• **Request**
Return all of the entries word for word, but omit the pictures they contain.

• **Data records**

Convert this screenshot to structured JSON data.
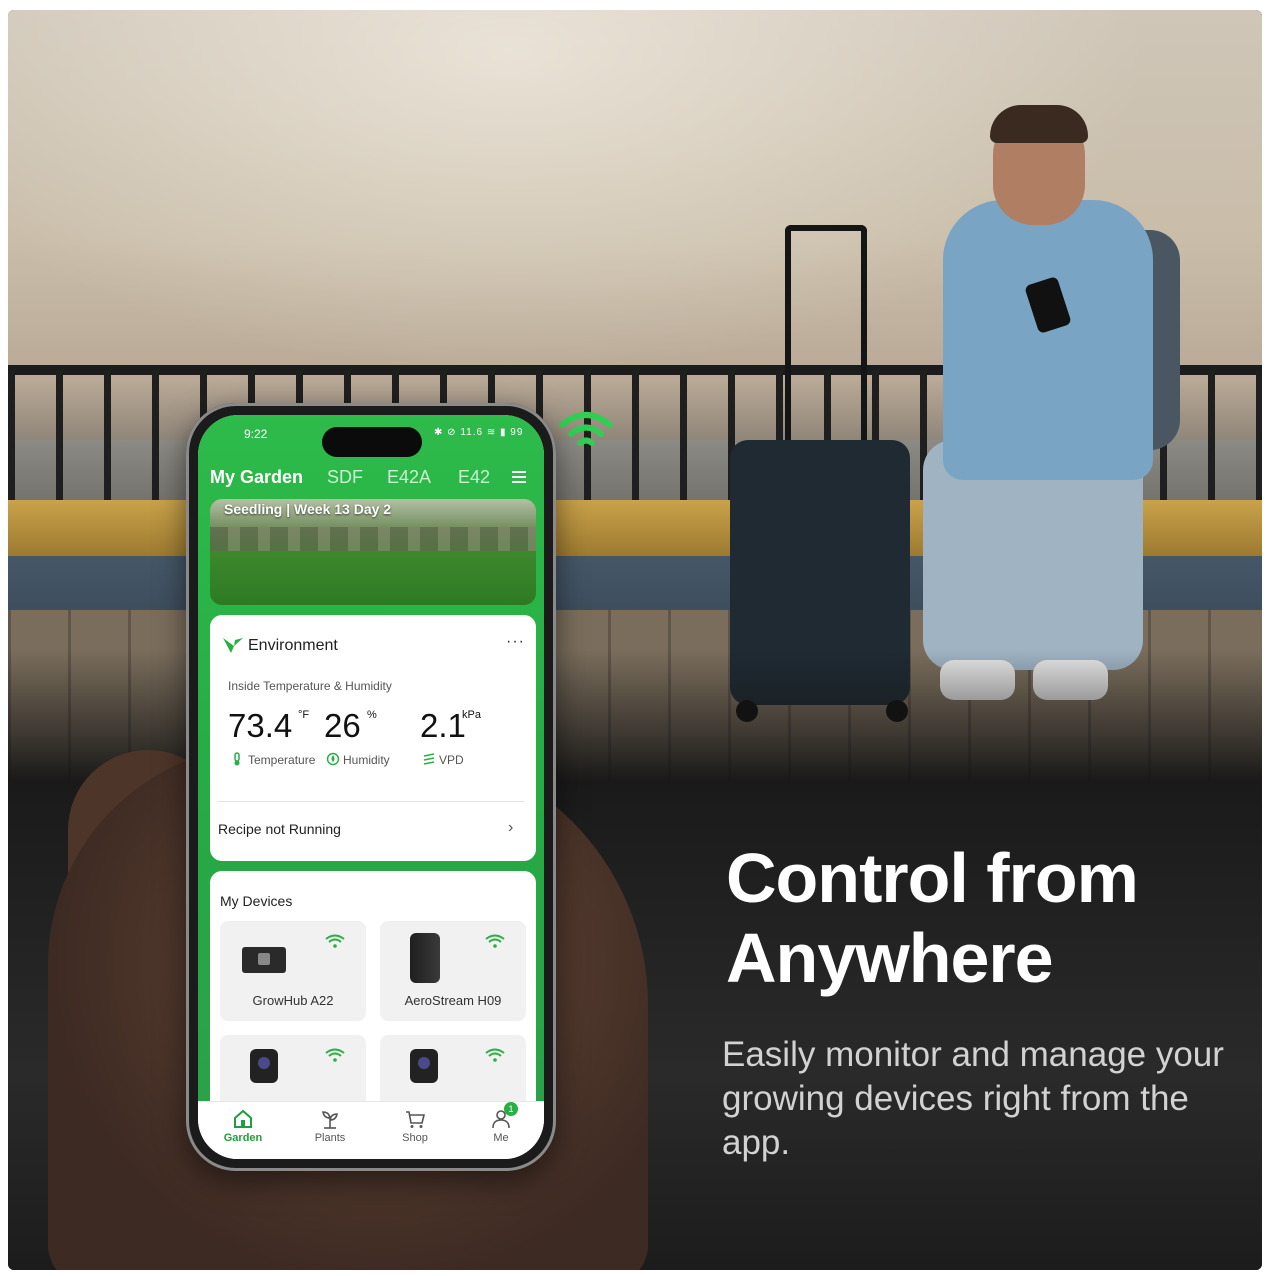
{
  "phone": {
    "status_time": "9:22",
    "status_icons": "✱ ⊘ 11.6 ≋ ▮ 99",
    "tabs": [
      "My Garden",
      "SDF",
      "E42A",
      "E42"
    ],
    "hero_label": "Seedling | Week 13 Day 2",
    "environment": {
      "title": "Environment",
      "more": "···",
      "subtitle": "Inside Temperature & Humidity",
      "temperature": {
        "value": "73.4",
        "unit": "°F",
        "label": "Temperature"
      },
      "humidity": {
        "value": "26",
        "unit": "%",
        "label": "Humidity"
      },
      "vpd": {
        "value": "2.1",
        "unit": "kPa",
        "label": "VPD"
      },
      "recipe": "Recipe not Running"
    },
    "devices": {
      "title": "My Devices",
      "items": [
        {
          "name": "GrowHub A22"
        },
        {
          "name": "AeroStream H09"
        },
        {
          "name": ""
        },
        {
          "name": ""
        }
      ]
    },
    "nav": [
      {
        "label": "Garden",
        "icon": "home-icon"
      },
      {
        "label": "Plants",
        "icon": "sprout-icon"
      },
      {
        "label": "Shop",
        "icon": "cart-icon"
      },
      {
        "label": "Me",
        "icon": "user-icon",
        "badge": "1"
      }
    ],
    "accent_color": "#27b043"
  },
  "headline": "Control from Anywhere",
  "subtext": "Easily monitor and manage your growing devices right from the app."
}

• **Answer to this exercise**
Convert this screenshot to structured JSON data.
{
  "phone": {
    "status_time": "9:22",
    "status_icons": "✱ ⊘ 11.6 ≋ ▮ 99",
    "tabs": [
      "My Garden",
      "SDF",
      "E42A",
      "E42"
    ],
    "hero_label": "Seedling | Week 13 Day 2",
    "environment": {
      "title": "Environment",
      "more": "···",
      "subtitle": "Inside Temperature & Humidity",
      "temperature": {
        "value": "73.4",
        "unit": "°F",
        "label": "Temperature"
      },
      "humidity": {
        "value": "26",
        "unit": "%",
        "label": "Humidity"
      },
      "vpd": {
        "value": "2.1",
        "unit": "kPa",
        "label": "VPD"
      },
      "recipe": "Recipe not Running"
    },
    "devices": {
      "title": "My Devices",
      "items": [
        {
          "name": "GrowHub A22"
        },
        {
          "name": "AeroStream H09"
        },
        {
          "name": ""
        },
        {
          "name": ""
        }
      ]
    },
    "nav": [
      {
        "label": "Garden",
        "icon": "home-icon"
      },
      {
        "label": "Plants",
        "icon": "sprout-icon"
      },
      {
        "label": "Shop",
        "icon": "cart-icon"
      },
      {
        "label": "Me",
        "icon": "user-icon",
        "badge": "1"
      }
    ],
    "accent_color": "#27b043"
  },
  "headline": "Control from Anywhere",
  "subtext": "Easily monitor and manage your growing devices right from the app."
}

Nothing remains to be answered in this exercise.